### [Exercise directions]
Report each line from the records where the string "projektledare" turns up.

### [Task material]
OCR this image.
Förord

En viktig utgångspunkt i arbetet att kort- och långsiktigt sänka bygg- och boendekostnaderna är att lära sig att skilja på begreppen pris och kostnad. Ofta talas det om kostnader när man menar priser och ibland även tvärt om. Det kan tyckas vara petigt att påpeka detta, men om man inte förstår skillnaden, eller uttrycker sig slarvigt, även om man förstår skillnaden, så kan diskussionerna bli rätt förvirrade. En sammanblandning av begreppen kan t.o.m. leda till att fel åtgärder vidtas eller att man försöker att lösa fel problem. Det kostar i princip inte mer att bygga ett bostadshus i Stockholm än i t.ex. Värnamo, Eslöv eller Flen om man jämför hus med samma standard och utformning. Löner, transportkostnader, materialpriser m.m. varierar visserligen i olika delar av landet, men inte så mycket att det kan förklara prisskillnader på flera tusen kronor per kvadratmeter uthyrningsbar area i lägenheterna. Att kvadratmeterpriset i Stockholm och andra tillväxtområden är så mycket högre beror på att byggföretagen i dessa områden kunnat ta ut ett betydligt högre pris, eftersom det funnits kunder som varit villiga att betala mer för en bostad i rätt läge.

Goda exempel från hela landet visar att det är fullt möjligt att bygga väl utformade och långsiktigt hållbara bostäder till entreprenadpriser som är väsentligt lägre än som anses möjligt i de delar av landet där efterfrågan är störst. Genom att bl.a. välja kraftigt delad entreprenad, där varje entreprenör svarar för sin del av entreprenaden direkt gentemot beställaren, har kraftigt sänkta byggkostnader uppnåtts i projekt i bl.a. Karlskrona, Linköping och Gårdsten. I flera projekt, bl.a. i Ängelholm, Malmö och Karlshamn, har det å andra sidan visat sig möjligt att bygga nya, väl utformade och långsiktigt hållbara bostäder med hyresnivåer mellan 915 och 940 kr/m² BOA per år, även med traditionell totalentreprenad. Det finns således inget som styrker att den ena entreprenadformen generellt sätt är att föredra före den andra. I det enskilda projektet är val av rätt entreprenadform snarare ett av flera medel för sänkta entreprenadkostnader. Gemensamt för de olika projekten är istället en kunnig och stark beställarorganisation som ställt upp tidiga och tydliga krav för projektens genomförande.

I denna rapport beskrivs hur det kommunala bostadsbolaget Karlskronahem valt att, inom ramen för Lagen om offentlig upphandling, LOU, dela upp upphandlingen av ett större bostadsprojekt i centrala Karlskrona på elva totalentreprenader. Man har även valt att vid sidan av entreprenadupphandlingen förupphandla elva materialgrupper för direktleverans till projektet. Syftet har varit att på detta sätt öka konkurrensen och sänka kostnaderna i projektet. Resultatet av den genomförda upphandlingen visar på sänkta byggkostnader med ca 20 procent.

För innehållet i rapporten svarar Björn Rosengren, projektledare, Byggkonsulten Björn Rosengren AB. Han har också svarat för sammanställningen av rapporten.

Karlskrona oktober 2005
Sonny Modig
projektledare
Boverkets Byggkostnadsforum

### [Solution below]
För innehållet i rapporten svarar Björn Rosengren, projektledare, Byggkonsulten Björn Rosengren AB. Han har också svarat för sammanställningen av rapporten.
projektledare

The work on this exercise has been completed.